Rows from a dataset
□ □ □ □ □
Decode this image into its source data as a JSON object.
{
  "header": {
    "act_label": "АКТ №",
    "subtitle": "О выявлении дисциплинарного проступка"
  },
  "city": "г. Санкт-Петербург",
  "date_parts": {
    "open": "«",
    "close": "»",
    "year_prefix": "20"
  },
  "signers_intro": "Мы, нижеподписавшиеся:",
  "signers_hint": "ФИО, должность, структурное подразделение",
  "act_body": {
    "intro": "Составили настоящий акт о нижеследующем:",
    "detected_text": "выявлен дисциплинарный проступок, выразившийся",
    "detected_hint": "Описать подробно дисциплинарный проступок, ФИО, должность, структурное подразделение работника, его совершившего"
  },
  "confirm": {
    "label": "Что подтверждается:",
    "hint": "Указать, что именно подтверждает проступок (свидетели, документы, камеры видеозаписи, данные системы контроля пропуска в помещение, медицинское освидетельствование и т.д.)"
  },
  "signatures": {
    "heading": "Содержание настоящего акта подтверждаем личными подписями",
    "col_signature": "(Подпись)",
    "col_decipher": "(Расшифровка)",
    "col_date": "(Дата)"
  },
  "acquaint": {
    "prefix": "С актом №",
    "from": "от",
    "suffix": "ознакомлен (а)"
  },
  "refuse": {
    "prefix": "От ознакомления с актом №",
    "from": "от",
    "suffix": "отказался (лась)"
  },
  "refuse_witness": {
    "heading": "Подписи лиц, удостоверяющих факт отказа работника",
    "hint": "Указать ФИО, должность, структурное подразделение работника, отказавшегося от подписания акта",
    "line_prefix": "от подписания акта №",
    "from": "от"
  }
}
□ □ □ □ □
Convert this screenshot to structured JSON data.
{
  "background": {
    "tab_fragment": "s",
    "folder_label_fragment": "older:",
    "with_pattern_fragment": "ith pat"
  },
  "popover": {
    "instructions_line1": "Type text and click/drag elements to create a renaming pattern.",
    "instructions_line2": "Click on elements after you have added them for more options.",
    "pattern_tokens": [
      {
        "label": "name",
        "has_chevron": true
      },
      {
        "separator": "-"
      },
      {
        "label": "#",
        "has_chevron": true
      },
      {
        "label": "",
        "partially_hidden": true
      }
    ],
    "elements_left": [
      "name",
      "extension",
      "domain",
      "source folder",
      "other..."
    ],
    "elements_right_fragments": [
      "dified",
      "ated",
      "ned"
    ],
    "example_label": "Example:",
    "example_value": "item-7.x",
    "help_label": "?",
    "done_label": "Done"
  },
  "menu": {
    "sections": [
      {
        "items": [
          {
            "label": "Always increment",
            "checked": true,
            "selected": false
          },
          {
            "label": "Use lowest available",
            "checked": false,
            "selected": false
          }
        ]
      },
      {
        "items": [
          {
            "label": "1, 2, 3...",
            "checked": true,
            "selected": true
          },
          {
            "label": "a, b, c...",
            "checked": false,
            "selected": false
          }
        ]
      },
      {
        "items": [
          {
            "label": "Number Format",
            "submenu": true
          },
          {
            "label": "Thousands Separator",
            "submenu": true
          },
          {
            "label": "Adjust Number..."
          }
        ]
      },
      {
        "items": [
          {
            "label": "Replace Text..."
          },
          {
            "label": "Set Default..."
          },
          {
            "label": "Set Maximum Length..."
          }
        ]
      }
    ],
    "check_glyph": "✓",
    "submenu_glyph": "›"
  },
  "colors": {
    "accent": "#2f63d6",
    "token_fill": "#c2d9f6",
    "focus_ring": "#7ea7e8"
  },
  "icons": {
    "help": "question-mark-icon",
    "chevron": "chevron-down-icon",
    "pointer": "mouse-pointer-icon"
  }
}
□ □ □ □ □
Find how many lines in the records contain the string "JSON", then give the number alone.

2